Information supplied:
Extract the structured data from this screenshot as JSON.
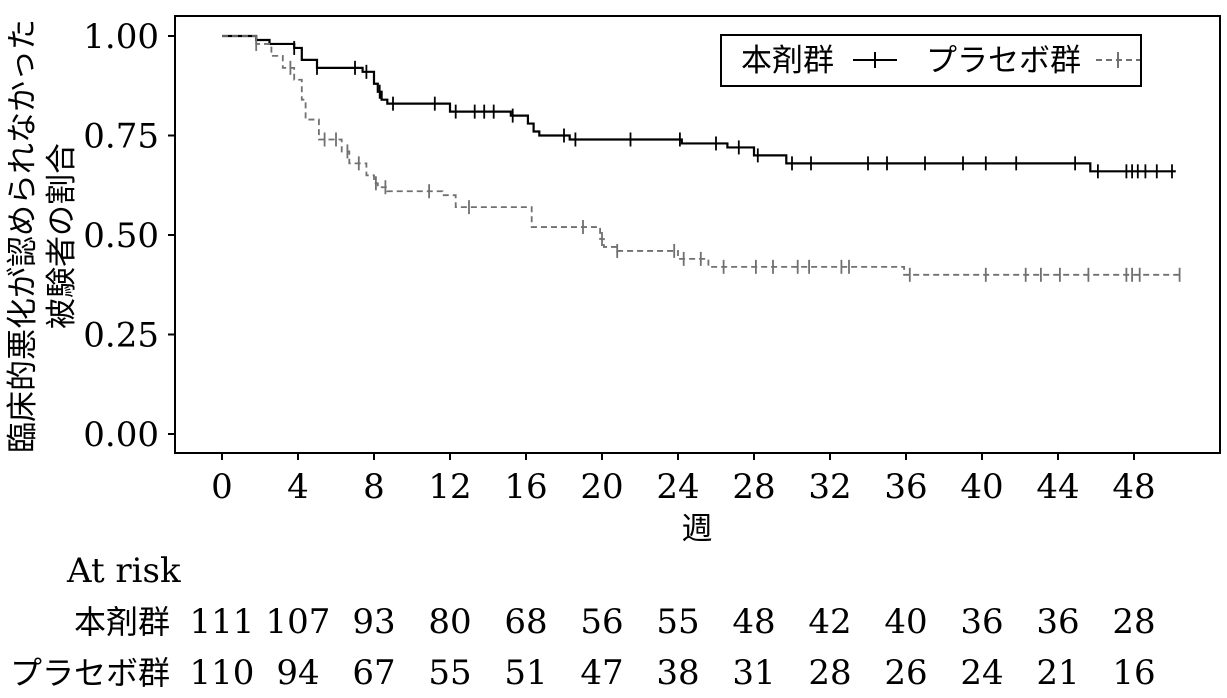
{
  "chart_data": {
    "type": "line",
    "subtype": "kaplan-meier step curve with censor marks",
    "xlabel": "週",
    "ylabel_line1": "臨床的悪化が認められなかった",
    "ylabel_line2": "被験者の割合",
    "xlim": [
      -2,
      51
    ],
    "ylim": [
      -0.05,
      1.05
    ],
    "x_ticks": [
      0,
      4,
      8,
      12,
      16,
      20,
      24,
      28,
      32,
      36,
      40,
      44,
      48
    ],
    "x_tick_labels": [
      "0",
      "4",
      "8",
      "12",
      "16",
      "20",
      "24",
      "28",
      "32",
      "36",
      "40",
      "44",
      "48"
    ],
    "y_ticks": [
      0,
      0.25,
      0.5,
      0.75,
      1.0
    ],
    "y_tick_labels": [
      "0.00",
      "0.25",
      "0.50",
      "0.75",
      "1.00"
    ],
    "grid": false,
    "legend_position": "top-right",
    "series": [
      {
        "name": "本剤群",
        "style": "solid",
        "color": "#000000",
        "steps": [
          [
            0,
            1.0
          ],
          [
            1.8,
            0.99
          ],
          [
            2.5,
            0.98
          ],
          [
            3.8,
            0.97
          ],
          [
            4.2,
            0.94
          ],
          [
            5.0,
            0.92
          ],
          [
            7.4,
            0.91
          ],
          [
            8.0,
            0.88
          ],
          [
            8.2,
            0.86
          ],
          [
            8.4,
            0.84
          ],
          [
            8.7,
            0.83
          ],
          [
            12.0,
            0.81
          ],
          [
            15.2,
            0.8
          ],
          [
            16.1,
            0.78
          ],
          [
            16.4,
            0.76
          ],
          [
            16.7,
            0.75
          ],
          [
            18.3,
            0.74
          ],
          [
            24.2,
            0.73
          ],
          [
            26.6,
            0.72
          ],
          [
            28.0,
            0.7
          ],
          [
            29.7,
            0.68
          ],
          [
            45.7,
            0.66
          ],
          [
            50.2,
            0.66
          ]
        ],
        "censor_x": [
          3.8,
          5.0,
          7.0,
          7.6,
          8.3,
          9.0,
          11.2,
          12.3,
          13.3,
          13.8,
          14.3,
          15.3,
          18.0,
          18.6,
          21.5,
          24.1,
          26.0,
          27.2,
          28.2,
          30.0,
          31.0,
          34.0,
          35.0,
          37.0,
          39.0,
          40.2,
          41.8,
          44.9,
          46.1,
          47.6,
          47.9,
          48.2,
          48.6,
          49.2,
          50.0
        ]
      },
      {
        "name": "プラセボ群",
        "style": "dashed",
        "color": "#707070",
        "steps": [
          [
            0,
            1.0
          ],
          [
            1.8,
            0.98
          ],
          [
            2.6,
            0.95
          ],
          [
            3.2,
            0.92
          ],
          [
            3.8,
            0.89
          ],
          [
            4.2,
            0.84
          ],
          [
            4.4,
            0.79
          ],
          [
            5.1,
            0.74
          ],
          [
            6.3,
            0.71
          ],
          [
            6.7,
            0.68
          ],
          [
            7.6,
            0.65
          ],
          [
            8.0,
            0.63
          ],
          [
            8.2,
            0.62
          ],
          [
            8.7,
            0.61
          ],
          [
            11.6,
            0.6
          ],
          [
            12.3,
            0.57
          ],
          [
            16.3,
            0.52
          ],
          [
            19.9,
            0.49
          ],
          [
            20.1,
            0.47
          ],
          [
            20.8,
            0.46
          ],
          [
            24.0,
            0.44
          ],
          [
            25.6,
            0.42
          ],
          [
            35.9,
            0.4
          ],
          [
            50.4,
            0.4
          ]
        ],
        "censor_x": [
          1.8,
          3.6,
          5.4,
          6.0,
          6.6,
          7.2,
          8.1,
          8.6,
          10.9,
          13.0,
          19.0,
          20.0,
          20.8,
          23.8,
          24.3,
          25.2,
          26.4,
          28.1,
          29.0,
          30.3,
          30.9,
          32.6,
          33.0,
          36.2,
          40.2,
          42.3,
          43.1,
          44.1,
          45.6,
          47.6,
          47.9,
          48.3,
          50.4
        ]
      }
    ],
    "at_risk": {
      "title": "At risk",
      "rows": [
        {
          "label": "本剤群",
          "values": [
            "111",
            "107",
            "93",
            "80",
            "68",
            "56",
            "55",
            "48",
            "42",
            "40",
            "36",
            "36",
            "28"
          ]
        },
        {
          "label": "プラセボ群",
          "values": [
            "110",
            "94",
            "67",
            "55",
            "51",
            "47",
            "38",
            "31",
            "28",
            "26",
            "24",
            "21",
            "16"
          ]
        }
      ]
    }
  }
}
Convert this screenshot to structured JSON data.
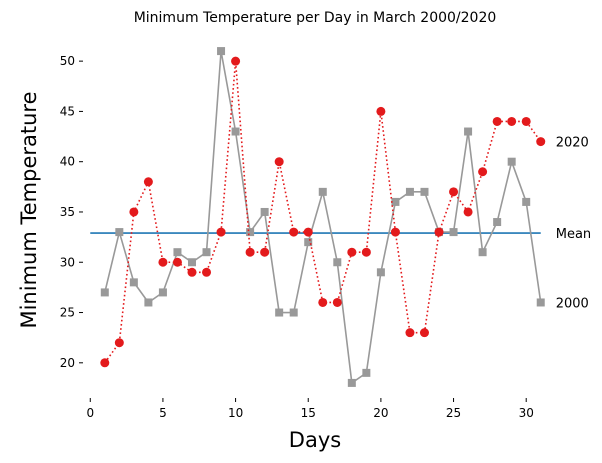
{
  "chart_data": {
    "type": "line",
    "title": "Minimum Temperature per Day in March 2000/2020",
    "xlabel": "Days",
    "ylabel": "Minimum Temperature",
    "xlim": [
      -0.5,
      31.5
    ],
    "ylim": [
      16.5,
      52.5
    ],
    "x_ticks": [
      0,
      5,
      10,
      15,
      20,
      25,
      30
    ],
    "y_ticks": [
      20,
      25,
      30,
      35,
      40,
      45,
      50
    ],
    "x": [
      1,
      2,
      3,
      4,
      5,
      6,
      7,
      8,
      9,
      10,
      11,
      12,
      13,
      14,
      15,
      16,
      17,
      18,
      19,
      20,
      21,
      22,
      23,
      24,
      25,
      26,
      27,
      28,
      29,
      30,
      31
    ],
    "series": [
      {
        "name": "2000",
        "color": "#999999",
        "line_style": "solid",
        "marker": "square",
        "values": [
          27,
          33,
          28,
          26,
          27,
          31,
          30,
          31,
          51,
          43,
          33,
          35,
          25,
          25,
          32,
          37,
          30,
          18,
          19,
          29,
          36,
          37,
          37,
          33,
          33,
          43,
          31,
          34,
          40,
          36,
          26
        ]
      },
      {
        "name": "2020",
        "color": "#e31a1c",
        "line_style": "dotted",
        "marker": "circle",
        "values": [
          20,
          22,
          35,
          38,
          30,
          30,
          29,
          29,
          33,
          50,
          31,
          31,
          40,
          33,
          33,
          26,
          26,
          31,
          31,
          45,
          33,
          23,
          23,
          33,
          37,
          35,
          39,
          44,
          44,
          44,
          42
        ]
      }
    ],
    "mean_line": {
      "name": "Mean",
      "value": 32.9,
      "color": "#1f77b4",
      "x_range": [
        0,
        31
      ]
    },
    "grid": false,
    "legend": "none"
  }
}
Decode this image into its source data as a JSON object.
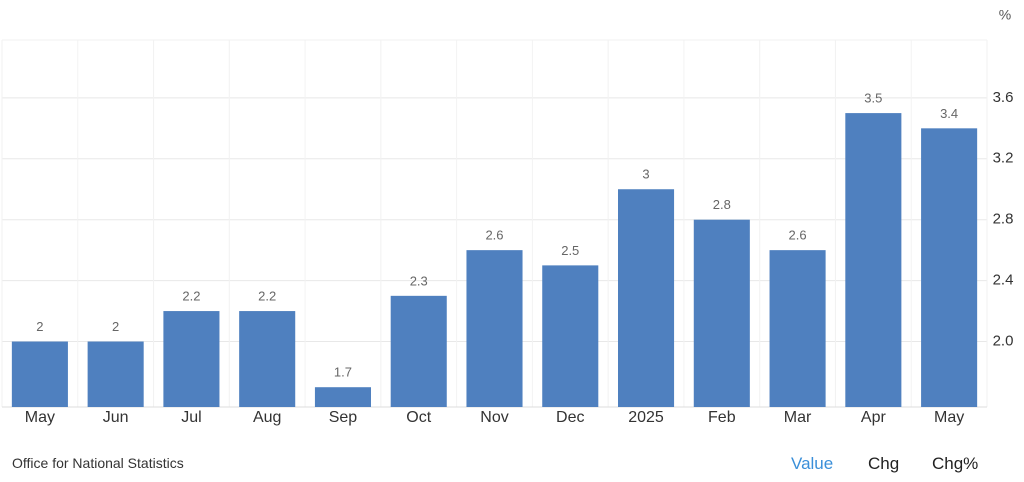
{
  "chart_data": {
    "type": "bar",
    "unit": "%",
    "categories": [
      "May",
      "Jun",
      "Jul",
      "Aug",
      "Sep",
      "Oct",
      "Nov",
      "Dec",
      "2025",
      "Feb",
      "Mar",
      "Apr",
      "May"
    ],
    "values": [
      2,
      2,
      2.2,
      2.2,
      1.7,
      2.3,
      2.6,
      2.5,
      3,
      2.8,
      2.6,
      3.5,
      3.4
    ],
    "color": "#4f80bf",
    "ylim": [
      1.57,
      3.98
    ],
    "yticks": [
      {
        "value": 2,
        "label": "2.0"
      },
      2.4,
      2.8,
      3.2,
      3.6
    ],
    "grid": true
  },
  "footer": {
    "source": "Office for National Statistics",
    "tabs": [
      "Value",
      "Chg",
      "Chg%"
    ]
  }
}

What to work on: Reproduce each line of the entries in which the word "source" is found.

Reply:
Decode this image into its source data as a JSON object.
    "source": "Office for National Statistics",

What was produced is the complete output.